Given request — Return the records exactly as they are.

* * *

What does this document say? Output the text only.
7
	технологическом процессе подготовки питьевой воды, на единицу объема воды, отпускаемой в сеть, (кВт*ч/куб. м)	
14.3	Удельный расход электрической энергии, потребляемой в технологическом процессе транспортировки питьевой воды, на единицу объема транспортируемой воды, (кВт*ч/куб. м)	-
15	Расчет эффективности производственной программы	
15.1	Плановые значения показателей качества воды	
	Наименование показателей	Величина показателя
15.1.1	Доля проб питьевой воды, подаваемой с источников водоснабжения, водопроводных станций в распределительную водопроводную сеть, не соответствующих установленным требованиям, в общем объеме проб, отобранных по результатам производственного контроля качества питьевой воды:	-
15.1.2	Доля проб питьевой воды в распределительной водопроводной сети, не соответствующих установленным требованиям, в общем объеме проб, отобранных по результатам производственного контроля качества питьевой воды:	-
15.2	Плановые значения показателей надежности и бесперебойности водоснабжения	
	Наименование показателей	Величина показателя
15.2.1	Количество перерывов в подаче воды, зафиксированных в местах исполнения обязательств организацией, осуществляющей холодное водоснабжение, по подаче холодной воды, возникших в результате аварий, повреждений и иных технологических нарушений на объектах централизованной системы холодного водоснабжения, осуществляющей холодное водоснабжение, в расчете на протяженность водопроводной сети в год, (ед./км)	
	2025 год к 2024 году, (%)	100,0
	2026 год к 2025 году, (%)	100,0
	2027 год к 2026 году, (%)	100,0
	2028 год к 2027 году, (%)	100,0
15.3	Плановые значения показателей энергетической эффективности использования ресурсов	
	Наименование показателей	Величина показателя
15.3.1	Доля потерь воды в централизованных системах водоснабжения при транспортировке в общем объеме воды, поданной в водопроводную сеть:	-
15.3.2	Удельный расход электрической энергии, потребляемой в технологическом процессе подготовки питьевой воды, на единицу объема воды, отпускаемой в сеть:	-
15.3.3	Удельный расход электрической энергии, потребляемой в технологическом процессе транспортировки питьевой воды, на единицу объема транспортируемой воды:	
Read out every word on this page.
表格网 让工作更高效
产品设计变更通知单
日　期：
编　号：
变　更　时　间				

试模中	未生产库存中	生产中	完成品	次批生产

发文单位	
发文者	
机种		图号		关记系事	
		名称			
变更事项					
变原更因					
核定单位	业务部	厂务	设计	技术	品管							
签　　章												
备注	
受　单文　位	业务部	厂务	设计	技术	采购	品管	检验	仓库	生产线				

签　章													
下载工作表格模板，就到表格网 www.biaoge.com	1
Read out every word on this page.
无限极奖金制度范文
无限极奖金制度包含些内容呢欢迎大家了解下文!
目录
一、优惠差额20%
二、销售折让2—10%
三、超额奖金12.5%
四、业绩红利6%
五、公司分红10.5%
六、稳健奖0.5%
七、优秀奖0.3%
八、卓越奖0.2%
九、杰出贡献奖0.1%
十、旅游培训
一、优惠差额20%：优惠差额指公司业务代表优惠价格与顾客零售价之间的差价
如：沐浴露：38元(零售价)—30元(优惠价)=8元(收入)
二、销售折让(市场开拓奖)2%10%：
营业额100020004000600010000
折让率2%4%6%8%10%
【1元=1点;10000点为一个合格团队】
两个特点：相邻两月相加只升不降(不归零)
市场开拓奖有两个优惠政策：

* * *

Solution for this exercise —
What does this document say? Output the text only.
7
	технологическом процессе подготовки питьевой воды, на единицу объема воды, отпускаемой в сеть, (кВт*ч/куб. м)	
14.3	Удельный расход электрической энергии, потребляемой в технологическом процессе транспортировки питьевой воды, на единицу объема транспортируемой воды, (кВт*ч/куб. м)	-
15	Расчет эффективности производственной программы	
15.1	Плановые значения показателей качества воды	
	Наименование показателей	Величина показателя
15.1.1	Доля проб питьевой воды, подаваемой с источников водоснабжения, водопроводных станций в распределительную водопроводную сеть, не соответствующих установленным требованиям, в общем объеме проб, отобранных по результатам производственного контроля качества питьевой воды:	-
15.1.2	Доля проб питьевой воды в распределительной водопроводной сети, не соответствующих установленным требованиям, в общем объеме проб, отобранных по результатам производственного контроля качества питьевой воды:	-
15.2	Плановые значения показателей надежности и бесперебойности водоснабжения	
	Наименование показателей	Величина показателя
15.2.1	Количество перерывов в подаче воды, зафиксированных в местах исполнения обязательств организацией, осуществляющей холодное водоснабжение, по подаче холодной воды, возникших в результате аварий, повреждений и иных технологических нарушений на объектах централизованной системы холодного водоснабжения, осуществляющей холодное водоснабжение, в расчете на протяженность водопроводной сети в год, (ед./км)	
	2025 год к 2024 году, (%)	100,0
	2026 год к 2025 году, (%)	100,0
	2027 год к 2026 году, (%)	100,0
	2028 год к 2027 году, (%)	100,0
15.3	Плановые значения показателей энергетической эффективности использования ресурсов	
	Наименование показателей	Величина показателя
15.3.1	Доля потерь воды в централизованных системах водоснабжения при транспортировке в общем объеме воды, поданной в водопроводную сеть:	-
15.3.2	Удельный расход электрической энергии, потребляемой в технологическом процессе подготовки питьевой воды, на единицу объема воды, отпускаемой в сеть:	-
15.3.3	Удельный расход электрической энергии, потребляемой в технологическом процессе транспортировки питьевой воды, на единицу объема транспортируемой воды:	
Read out every word on this page.
表格网 让工作更高效
产品设计变更通知单
日　期：
编　号：
变　更　时　间				

试模中	未生产库存中	生产中	完成品	次批生产

发文单位	
发文者	
机种		图号		关记系事	
		名称			
变更事项					
变原更因					
核定单位	业务部	厂务	设计	技术	品管							
签　　章												
备注	
受　单文　位	业务部	厂务	设计	技术	采购	品管	检验	仓库	生产线				

签　章													
下载工作表格模板，就到表格网 www.biaoge.com	1
Read out every word on this page.
无限极奖金制度范文
无限极奖金制度包含些内容呢欢迎大家了解下文!
目录
一、优惠差额20%
二、销售折让2—10%
三、超额奖金12.5%
四、业绩红利6%
五、公司分红10.5%
六、稳健奖0.5%
七、优秀奖0.3%
八、卓越奖0.2%
九、杰出贡献奖0.1%
十、旅游培训
一、优惠差额20%：优惠差额指公司业务代表优惠价格与顾客零售价之间的差价
如：沐浴露：38元(零售价)—30元(优惠价)=8元(收入)
二、销售折让(市场开拓奖)2%10%：
营业额100020004000600010000
折让率2%4%6%8%10%
【1元=1点;10000点为一个合格团队】
两个特点：相邻两月相加只升不降(不归零)
市场开拓奖有两个优惠政策：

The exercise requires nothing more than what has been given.